[EXTRACTED MATERIAL]:
====================

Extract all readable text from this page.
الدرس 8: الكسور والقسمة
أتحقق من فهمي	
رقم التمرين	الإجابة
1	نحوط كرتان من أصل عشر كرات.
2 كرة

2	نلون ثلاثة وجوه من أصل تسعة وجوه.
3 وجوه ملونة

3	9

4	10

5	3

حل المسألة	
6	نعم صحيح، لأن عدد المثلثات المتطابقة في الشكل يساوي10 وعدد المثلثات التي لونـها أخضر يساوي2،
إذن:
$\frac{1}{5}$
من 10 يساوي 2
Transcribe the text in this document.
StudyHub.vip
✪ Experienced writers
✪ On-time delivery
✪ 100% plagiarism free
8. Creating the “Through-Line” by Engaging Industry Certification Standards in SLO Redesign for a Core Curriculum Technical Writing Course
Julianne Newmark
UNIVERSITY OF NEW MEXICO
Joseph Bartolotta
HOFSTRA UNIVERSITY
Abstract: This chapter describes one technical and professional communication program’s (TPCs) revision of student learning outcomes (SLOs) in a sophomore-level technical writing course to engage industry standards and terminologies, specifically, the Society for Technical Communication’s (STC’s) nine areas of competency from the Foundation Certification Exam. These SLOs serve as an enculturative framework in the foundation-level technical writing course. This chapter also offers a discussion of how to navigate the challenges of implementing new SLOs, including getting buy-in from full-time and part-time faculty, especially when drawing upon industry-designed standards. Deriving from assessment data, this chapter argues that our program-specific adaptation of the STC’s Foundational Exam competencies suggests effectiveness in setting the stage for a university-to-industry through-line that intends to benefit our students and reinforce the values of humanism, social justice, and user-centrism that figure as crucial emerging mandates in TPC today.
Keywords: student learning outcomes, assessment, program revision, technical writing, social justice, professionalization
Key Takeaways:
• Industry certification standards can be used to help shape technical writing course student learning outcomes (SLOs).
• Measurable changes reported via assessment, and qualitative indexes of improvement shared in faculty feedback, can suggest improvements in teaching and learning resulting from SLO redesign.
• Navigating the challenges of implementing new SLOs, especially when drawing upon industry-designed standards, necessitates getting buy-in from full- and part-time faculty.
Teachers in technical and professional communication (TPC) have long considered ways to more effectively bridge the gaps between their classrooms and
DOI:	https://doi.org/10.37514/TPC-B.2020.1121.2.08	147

====================

[AIM OF THE EXERCISE]:
Tell how many lines in the records above contain "وجوه", giving the number and no other words.

[THE ANSWER]:
2